**Exercise task**
Repeat each record below exactly, dropping the pictures.

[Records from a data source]
·····
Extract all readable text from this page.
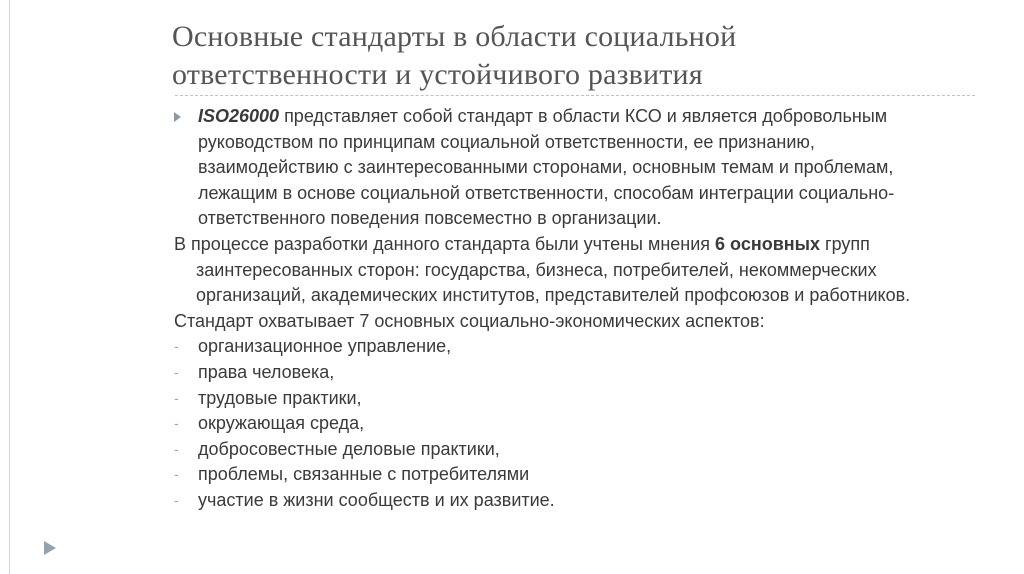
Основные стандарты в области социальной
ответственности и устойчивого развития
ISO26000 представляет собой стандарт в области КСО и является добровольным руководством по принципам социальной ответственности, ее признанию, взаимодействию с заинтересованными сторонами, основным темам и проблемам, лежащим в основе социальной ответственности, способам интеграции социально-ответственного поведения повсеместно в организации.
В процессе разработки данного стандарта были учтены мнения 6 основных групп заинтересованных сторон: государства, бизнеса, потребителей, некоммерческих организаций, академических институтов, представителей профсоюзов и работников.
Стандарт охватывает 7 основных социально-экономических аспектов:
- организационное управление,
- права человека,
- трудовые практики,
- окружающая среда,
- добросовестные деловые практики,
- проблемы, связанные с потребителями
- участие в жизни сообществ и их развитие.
·····
**Result of the exercise**
Extract all readable text from this page.
Основные стандарты в области социальной
ответственности и устойчивого развития
ISO26000 представляет собой стандарт в области КСО и является добровольным руководством по принципам социальной ответственности, ее признанию, взаимодействию с заинтересованными сторонами, основным темам и проблемам, лежащим в основе социальной ответственности, способам интеграции социально-ответственного поведения повсеместно в организации.
В процессе разработки данного стандарта были учтены мнения 6 основных групп заинтересованных сторон: государства, бизнеса, потребителей, некоммерческих организаций, академических институтов, представителей профсоюзов и работников.
Стандарт охватывает 7 основных социально-экономических аспектов:
- организационное управление,
- права человека,
- трудовые практики,
- окружающая среда,
- добросовестные деловые практики,
- проблемы, связанные с потребителями
- участие в жизни сообществ и их развитие.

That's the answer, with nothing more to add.